■ **Entries provided**
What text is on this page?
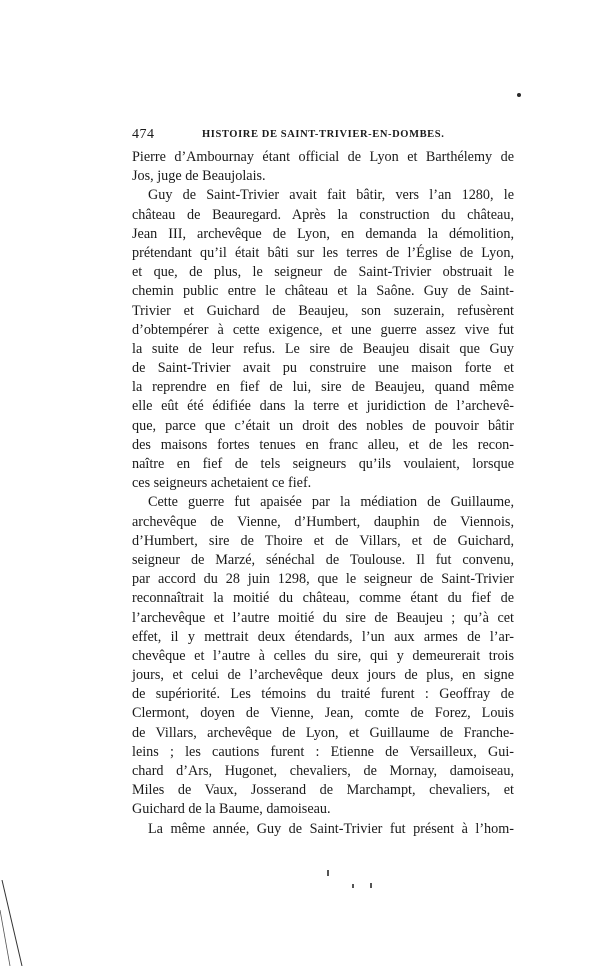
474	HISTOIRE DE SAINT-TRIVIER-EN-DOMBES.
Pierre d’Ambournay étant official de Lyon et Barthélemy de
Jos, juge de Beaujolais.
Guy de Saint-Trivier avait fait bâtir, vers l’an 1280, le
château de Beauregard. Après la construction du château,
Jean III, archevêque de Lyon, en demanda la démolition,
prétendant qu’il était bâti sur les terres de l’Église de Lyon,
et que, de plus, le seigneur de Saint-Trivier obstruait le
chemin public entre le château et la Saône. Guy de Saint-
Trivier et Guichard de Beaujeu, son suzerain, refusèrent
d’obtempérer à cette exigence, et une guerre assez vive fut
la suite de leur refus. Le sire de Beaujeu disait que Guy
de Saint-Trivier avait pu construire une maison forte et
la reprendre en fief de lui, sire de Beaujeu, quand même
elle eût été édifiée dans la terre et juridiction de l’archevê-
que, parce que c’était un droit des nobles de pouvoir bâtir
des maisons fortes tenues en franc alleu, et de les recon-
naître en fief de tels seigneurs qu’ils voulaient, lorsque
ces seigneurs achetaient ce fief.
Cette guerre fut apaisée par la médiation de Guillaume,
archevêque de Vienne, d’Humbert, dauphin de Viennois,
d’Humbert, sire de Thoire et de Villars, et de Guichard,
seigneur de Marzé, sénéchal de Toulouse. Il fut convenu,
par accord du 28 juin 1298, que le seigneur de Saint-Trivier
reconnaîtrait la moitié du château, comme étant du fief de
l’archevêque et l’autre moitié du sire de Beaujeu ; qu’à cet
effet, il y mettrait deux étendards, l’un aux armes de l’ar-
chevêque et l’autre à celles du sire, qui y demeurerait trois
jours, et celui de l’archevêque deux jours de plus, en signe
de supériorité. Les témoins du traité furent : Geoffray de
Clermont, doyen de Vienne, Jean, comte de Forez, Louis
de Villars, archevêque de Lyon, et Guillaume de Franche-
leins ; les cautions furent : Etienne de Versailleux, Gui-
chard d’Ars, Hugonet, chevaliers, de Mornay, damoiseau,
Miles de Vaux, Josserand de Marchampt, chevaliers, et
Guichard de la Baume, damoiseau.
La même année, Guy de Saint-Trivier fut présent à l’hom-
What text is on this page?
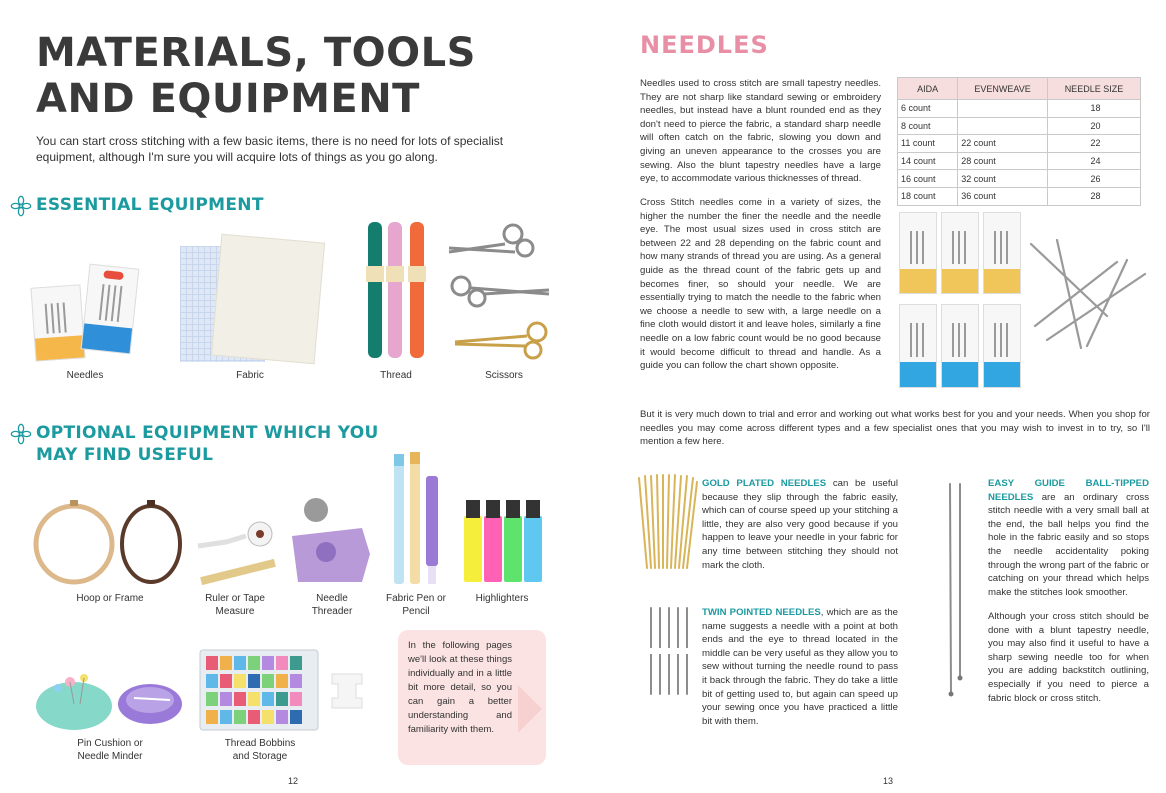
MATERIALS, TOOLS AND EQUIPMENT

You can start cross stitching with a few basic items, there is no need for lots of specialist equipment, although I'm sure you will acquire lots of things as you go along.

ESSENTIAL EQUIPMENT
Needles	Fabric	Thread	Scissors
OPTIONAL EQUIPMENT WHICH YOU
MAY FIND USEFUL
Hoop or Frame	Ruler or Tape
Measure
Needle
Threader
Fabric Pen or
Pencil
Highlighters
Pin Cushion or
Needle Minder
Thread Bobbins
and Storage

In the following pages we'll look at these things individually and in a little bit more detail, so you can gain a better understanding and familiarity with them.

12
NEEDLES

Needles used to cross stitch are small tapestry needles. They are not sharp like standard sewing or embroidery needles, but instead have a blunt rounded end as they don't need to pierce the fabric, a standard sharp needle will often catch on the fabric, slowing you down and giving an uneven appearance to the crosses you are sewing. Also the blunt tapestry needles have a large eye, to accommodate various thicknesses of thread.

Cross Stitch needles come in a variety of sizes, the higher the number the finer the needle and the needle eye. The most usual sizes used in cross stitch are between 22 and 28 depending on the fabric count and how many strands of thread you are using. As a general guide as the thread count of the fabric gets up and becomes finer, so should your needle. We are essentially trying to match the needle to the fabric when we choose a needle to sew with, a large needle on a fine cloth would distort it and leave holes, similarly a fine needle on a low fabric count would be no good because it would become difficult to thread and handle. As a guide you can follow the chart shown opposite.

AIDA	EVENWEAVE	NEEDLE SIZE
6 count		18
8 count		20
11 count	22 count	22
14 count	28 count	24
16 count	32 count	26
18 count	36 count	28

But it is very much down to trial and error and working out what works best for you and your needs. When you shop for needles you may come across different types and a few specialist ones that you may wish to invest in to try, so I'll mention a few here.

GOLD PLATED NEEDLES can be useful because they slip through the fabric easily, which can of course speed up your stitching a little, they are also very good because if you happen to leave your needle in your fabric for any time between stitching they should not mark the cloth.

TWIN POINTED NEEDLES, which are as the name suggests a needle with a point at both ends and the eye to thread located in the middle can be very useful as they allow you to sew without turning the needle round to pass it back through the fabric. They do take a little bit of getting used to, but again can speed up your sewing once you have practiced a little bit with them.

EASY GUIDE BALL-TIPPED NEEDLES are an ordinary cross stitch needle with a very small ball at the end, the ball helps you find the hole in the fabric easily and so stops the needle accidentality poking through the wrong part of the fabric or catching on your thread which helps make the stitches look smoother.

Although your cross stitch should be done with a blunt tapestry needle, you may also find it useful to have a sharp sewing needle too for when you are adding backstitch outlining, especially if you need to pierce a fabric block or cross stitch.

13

■ **Work required**
Make an exact copy of all the material, but keep the pictures out of it.

■ **Exercise answer**
What text is on this page?
474	HISTOIRE DE SAINT-TRIVIER-EN-DOMBES.
Pierre d’Ambournay étant official de Lyon et Barthélemy de
Jos, juge de Beaujolais.
Guy de Saint-Trivier avait fait bâtir, vers l’an 1280, le
château de Beauregard. Après la construction du château,
Jean III, archevêque de Lyon, en demanda la démolition,
prétendant qu’il était bâti sur les terres de l’Église de Lyon,
et que, de plus, le seigneur de Saint-Trivier obstruait le
chemin public entre le château et la Saône. Guy de Saint-
Trivier et Guichard de Beaujeu, son suzerain, refusèrent
d’obtempérer à cette exigence, et une guerre assez vive fut
la suite de leur refus. Le sire de Beaujeu disait que Guy
de Saint-Trivier avait pu construire une maison forte et
la reprendre en fief de lui, sire de Beaujeu, quand même
elle eût été édifiée dans la terre et juridiction de l’archevê-
que, parce que c’était un droit des nobles de pouvoir bâtir
des maisons fortes tenues en franc alleu, et de les recon-
naître en fief de tels seigneurs qu’ils voulaient, lorsque
ces seigneurs achetaient ce fief.
Cette guerre fut apaisée par la médiation de Guillaume,
archevêque de Vienne, d’Humbert, dauphin de Viennois,
d’Humbert, sire de Thoire et de Villars, et de Guichard,
seigneur de Marzé, sénéchal de Toulouse. Il fut convenu,
par accord du 28 juin 1298, que le seigneur de Saint-Trivier
reconnaîtrait la moitié du château, comme étant du fief de
l’archevêque et l’autre moitié du sire de Beaujeu ; qu’à cet
effet, il y mettrait deux étendards, l’un aux armes de l’ar-
chevêque et l’autre à celles du sire, qui y demeurerait trois
jours, et celui de l’archevêque deux jours de plus, en signe
de supériorité. Les témoins du traité furent : Geoffray de
Clermont, doyen de Vienne, Jean, comte de Forez, Louis
de Villars, archevêque de Lyon, et Guillaume de Franche-
leins ; les cautions furent : Etienne de Versailleux, Gui-
chard d’Ars, Hugonet, chevaliers, de Mornay, damoiseau,
Miles de Vaux, Josserand de Marchampt, chevaliers, et
Guichard de la Baume, damoiseau.
La même année, Guy de Saint-Trivier fut présent à l’hom-
What text is on this page?
MATERIALS, TOOLS AND EQUIPMENT

You can start cross stitching with a few basic items, there is no need for lots of specialist equipment, although I'm sure you will acquire lots of things as you go along.

ESSENTIAL EQUIPMENT
Needles	Fabric	Thread	Scissors
OPTIONAL EQUIPMENT WHICH YOU
MAY FIND USEFUL
Hoop or Frame	Ruler or Tape
Measure
Needle
Threader
Fabric Pen or
Pencil
Highlighters
Pin Cushion or
Needle Minder
Thread Bobbins
and Storage

In the following pages we'll look at these things individually and in a little bit more detail, so you can gain a better understanding and familiarity with them.

12
NEEDLES

Needles used to cross stitch are small tapestry needles. They are not sharp like standard sewing or embroidery needles, but instead have a blunt rounded end as they don't need to pierce the fabric, a standard sharp needle will often catch on the fabric, slowing you down and giving an uneven appearance to the crosses you are sewing. Also the blunt tapestry needles have a large eye, to accommodate various thicknesses of thread.

Cross Stitch needles come in a variety of sizes, the higher the number the finer the needle and the needle eye. The most usual sizes used in cross stitch are between 22 and 28 depending on the fabric count and how many strands of thread you are using. As a general guide as the thread count of the fabric gets up and becomes finer, so should your needle. We are essentially trying to match the needle to the fabric when we choose a needle to sew with, a large needle on a fine cloth would distort it and leave holes, similarly a fine needle on a low fabric count would be no good because it would become difficult to thread and handle. As a guide you can follow the chart shown opposite.

AIDA	EVENWEAVE	NEEDLE SIZE
6 count		18
8 count		20
11 count	22 count	22
14 count	28 count	24
16 count	32 count	26
18 count	36 count	28

But it is very much down to trial and error and working out what works best for you and your needs. When you shop for needles you may come across different types and a few specialist ones that you may wish to invest in to try, so I'll mention a few here.

GOLD PLATED NEEDLES can be useful because they slip through the fabric easily, which can of course speed up your stitching a little, they are also very good because if you happen to leave your needle in your fabric for any time between stitching they should not mark the cloth.

TWIN POINTED NEEDLES, which are as the name suggests a needle with a point at both ends and the eye to thread located in the middle can be very useful as they allow you to sew without turning the needle round to pass it back through the fabric. They do take a little bit of getting used to, but again can speed up your sewing once you have practiced a little bit with them.

EASY GUIDE BALL-TIPPED NEEDLES are an ordinary cross stitch needle with a very small ball at the end, the ball helps you find the hole in the fabric easily and so stops the needle accidentality poking through the wrong part of the fabric or catching on your thread which helps make the stitches look smoother.

Although your cross stitch should be done with a blunt tapestry needle, you may also find it useful to have a sharp sewing needle too for when you are adding backstitch outlining, especially if you need to pierce a fabric block or cross stitch.

13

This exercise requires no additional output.